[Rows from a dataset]
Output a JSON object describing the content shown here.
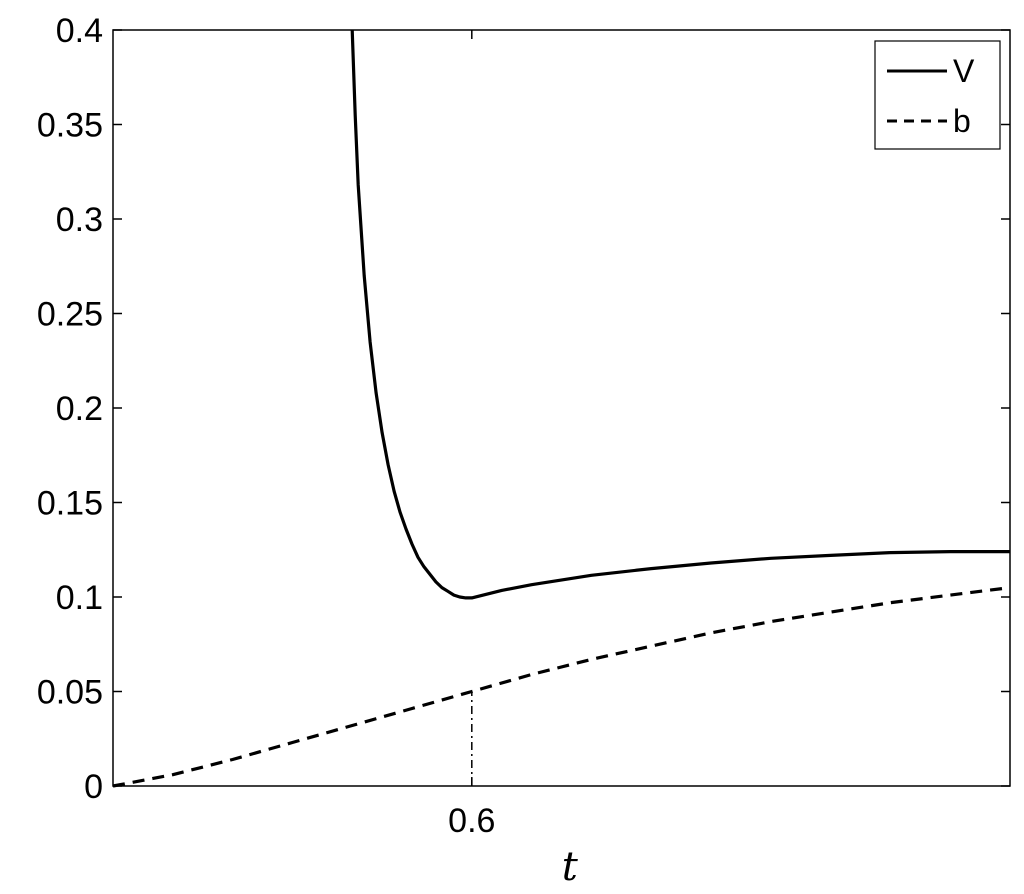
{
  "chart_data": {
    "type": "line",
    "title": "",
    "xlabel": "t",
    "ylabel": "",
    "xlim": [
      0,
      1.5
    ],
    "ylim": [
      0,
      0.4
    ],
    "x_ticks": [
      0.6
    ],
    "x_tick_labels": [
      "0.6"
    ],
    "y_ticks": [
      0,
      0.05,
      0.1,
      0.15,
      0.2,
      0.25,
      0.3,
      0.35,
      0.4
    ],
    "y_tick_labels": [
      "0",
      "0.05",
      "0.1",
      "0.15",
      "0.2",
      "0.25",
      "0.3",
      "0.35",
      "0.4"
    ],
    "grid": false,
    "legend_position": "top-right",
    "series": [
      {
        "name": "V",
        "style": "solid",
        "color": "#000000",
        "x": [
          0.4,
          0.405,
          0.41,
          0.42,
          0.43,
          0.44,
          0.45,
          0.46,
          0.47,
          0.48,
          0.49,
          0.5,
          0.51,
          0.52,
          0.53,
          0.54,
          0.55,
          0.56,
          0.57,
          0.58,
          0.59,
          0.6,
          0.65,
          0.7,
          0.8,
          0.9,
          1.0,
          1.1,
          1.2,
          1.3,
          1.4,
          1.5
        ],
        "y": [
          0.4,
          0.355,
          0.318,
          0.27,
          0.235,
          0.208,
          0.187,
          0.17,
          0.156,
          0.145,
          0.136,
          0.128,
          0.121,
          0.116,
          0.112,
          0.108,
          0.105,
          0.103,
          0.101,
          0.1,
          0.0995,
          0.0995,
          0.1035,
          0.1065,
          0.1115,
          0.115,
          0.118,
          0.1205,
          0.122,
          0.1235,
          0.124,
          0.124
        ]
      },
      {
        "name": "b",
        "style": "dashed",
        "color": "#000000",
        "x": [
          0,
          0.1,
          0.2,
          0.3,
          0.4,
          0.5,
          0.6,
          0.7,
          0.8,
          0.9,
          1.0,
          1.1,
          1.2,
          1.3,
          1.4,
          1.5
        ],
        "y": [
          0,
          0.006,
          0.014,
          0.023,
          0.032,
          0.041,
          0.05,
          0.059,
          0.067,
          0.074,
          0.081,
          0.087,
          0.092,
          0.097,
          0.101,
          0.105
        ]
      }
    ],
    "annotations": [
      {
        "type": "vertical-dashdot",
        "x": 0.6,
        "y_from": 0,
        "y_to": 0.05
      }
    ]
  }
}
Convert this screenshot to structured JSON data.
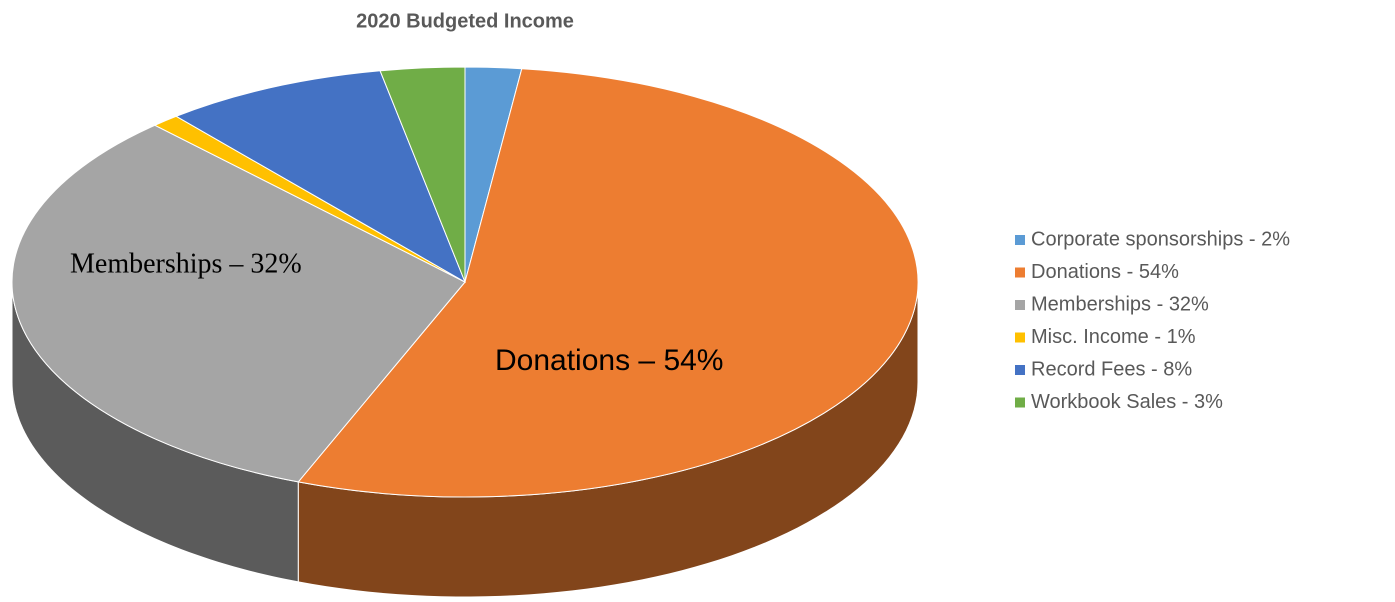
{
  "chart_data": {
    "type": "pie3d",
    "title": "2020 Budgeted Income",
    "categories": [
      "Corporate sponsorships - 2%",
      "Donations - 54%",
      "Memberships - 32%",
      "Misc. Income - 1%",
      "Record Fees - 8%",
      "Workbook Sales - 3%"
    ],
    "values": [
      2,
      54,
      32,
      1,
      8,
      3
    ],
    "value_labels": [
      null,
      "Donations – 54%",
      "Memberships – 32%",
      null,
      null,
      null
    ],
    "colors": [
      "#5b9bd5",
      "#ed7d31",
      "#a5a5a5",
      "#ffc000",
      "#4472c4",
      "#70ad47"
    ],
    "legend": "right"
  }
}
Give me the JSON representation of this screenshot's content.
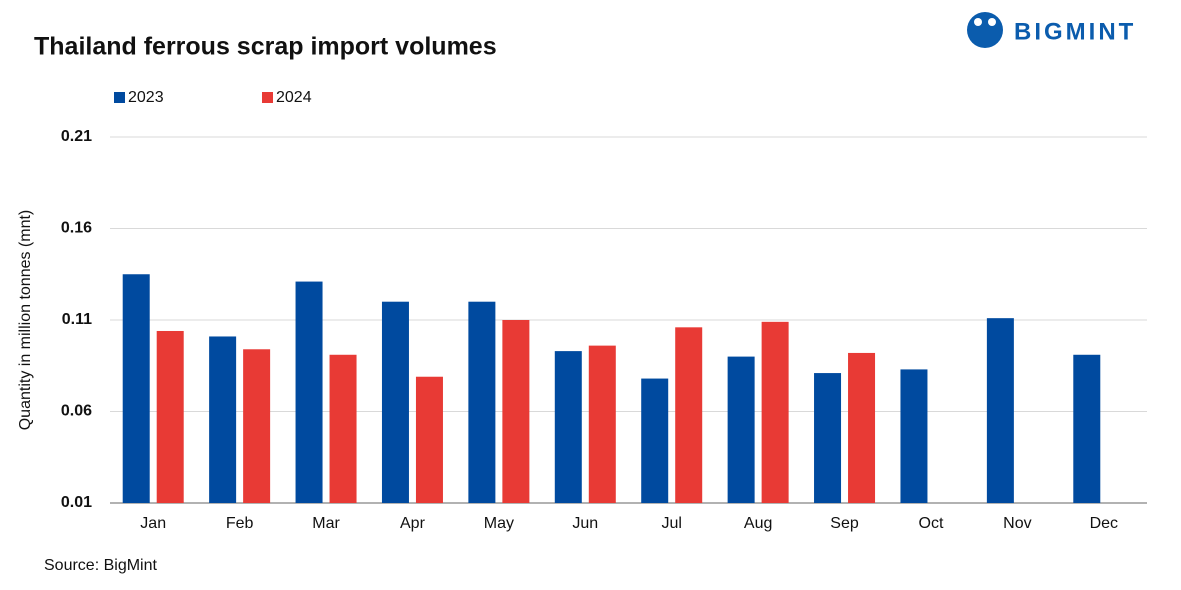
{
  "brand": "BIGMINT",
  "chart_data": {
    "type": "bar",
    "title": "Thailand ferrous scrap import volumes",
    "y_label": "Quantity in million tonnes (mnt)",
    "source": "Source: BigMint",
    "categories": [
      "Jan",
      "Feb",
      "Mar",
      "Apr",
      "May",
      "Jun",
      "Jul",
      "Aug",
      "Sep",
      "Oct",
      "Nov",
      "Dec"
    ],
    "series": [
      {
        "name": "2023",
        "color": "#004a9f",
        "values": [
          0.135,
          0.101,
          0.131,
          0.12,
          0.12,
          0.093,
          0.078,
          0.09,
          0.081,
          0.083,
          0.111,
          0.091
        ]
      },
      {
        "name": "2024",
        "color": "#e83a35",
        "values": [
          0.104,
          0.094,
          0.091,
          0.079,
          0.11,
          0.096,
          0.106,
          0.109,
          0.092,
          null,
          null,
          null
        ]
      }
    ],
    "ylim": [
      0.01,
      0.21
    ],
    "yticks": [
      0.01,
      0.06,
      0.11,
      0.16,
      0.21
    ],
    "grid": true,
    "legend": "top-left"
  }
}
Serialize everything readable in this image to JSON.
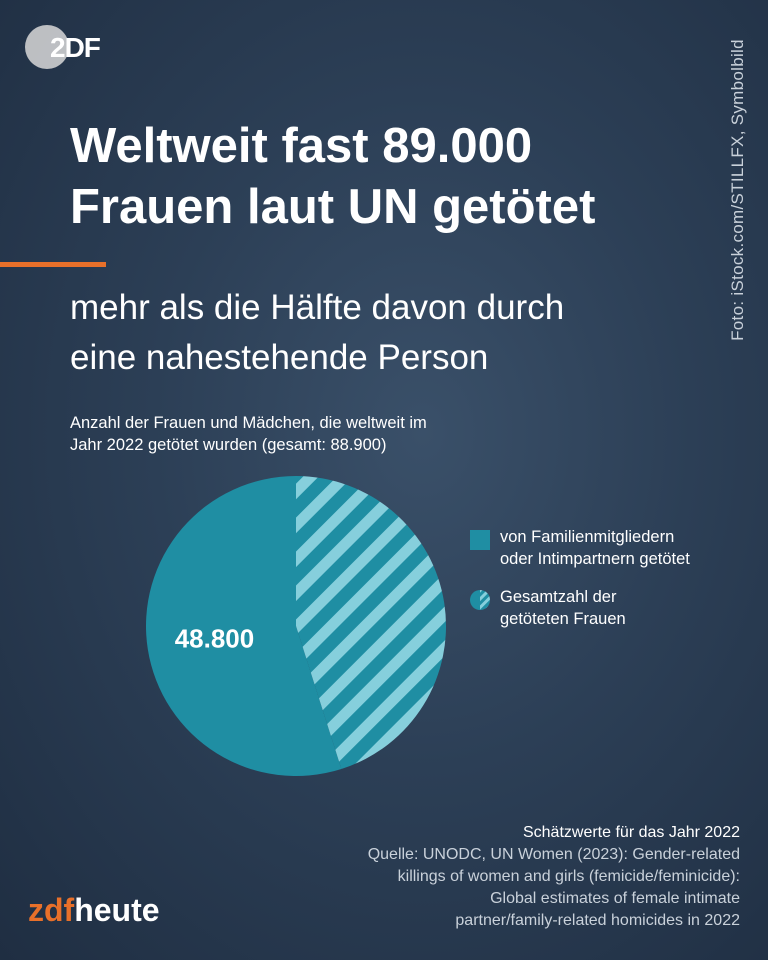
{
  "logo": {
    "text": "2DF"
  },
  "photo_credit": "Foto: iStock.com/STILLFX, Symbolbild",
  "headline": [
    "Weltweit fast 89.000",
    "Frauen laut UN getötet"
  ],
  "subheadline": [
    "mehr als die Hälfte davon durch",
    "eine nahestehende Person"
  ],
  "chart_description": [
    "Anzahl der Frauen und Mädchen, die weltweit im",
    "Jahr 2022 getötet wurden (gesamt: 88.900)"
  ],
  "colors": {
    "solid_teal": "#1f8ea3",
    "stripe_light": "#86cfdc",
    "accent": "#e8702a",
    "background": "#2c3f56"
  },
  "chart_data": {
    "type": "pie",
    "total": 88900,
    "slices": [
      {
        "label": "von Familienmitgliedern oder Intimpartnern getötet",
        "value": 48800,
        "display": "48.800",
        "style": "solid"
      },
      {
        "label": "Gesamtzahl der getöteten Frauen",
        "value": 40100,
        "display": "",
        "style": "striped"
      }
    ],
    "legend_placement": "right"
  },
  "legend": [
    {
      "lines": [
        "von Familienmitgliedern",
        "oder Intimpartnern getötet"
      ],
      "icon": "solid-square"
    },
    {
      "lines": [
        "Gesamtzahl der",
        "getöteten Frauen"
      ],
      "icon": "half-striped-circle"
    }
  ],
  "source": {
    "note": "Schätzwerte für das Jahr 2022",
    "lines": [
      "Quelle: UNODC, UN Women (2023): Gender-related",
      "killings of women and girls (femicide/feminicide):",
      "Global estimates of female intimate",
      "partner/family-related homicides in 2022"
    ]
  },
  "brand": {
    "part1": "zdf",
    "part2": "heute"
  }
}
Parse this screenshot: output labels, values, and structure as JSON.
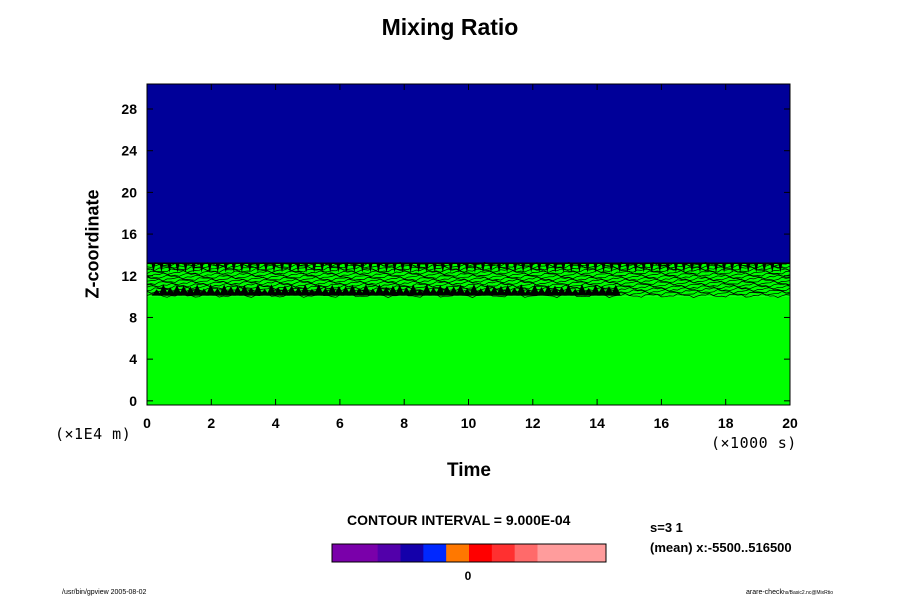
{
  "chart_data": {
    "type": "heatmap",
    "title": "Mixing Ratio",
    "xlabel": "Time",
    "ylabel": "Z-coordinate",
    "x_unit_label": "(×1000 s)",
    "y_unit_label": "(×1E4 m)",
    "xlim": [
      0,
      20
    ],
    "ylim": [
      -0.4,
      30.4
    ],
    "x_ticks": [
      0,
      2,
      4,
      6,
      8,
      10,
      12,
      14,
      16,
      18,
      20
    ],
    "y_ticks": [
      0,
      4,
      8,
      12,
      16,
      20,
      24,
      28
    ],
    "regions": [
      {
        "name": "lower",
        "y_range": [
          -0.4,
          10
        ],
        "color": "#00ff00"
      },
      {
        "name": "contour band",
        "y_range": [
          10,
          13.2
        ],
        "color": "#00ff00"
      },
      {
        "name": "upper",
        "y_range": [
          13.2,
          30.4
        ],
        "color": "#000099"
      }
    ],
    "contour_interval_label": "CONTOUR INTERVAL = 9.000E-04",
    "colorbar": {
      "tick_label": "0",
      "segments": [
        "#7a00aa",
        "#7a00aa",
        "#5200aa",
        "#1400aa",
        "#0028ff",
        "#ff7800",
        "#ff0000",
        "#ff3030",
        "#ff6a6a",
        "#ff9c9c",
        "#ff9c9c",
        "#ff9c9c"
      ]
    }
  },
  "stats": {
    "line1": "s=3 1",
    "line2": "(mean) x:-5500..516500"
  },
  "footer": {
    "left": "/usr/bin/gpview 2005-08-02",
    "right_main": "arare-check",
    "right_sub": "hs/Basic2.nc@MixRtio"
  }
}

[Stated problem]
Scan the listing above and identify each line holding the string "Jahr"; copy every such line.

[Written answer]
    "Jahr 2022 getötet wurden (gesamt: 88.900)"
    "note": "Schätzwerte für das Jahr 2022",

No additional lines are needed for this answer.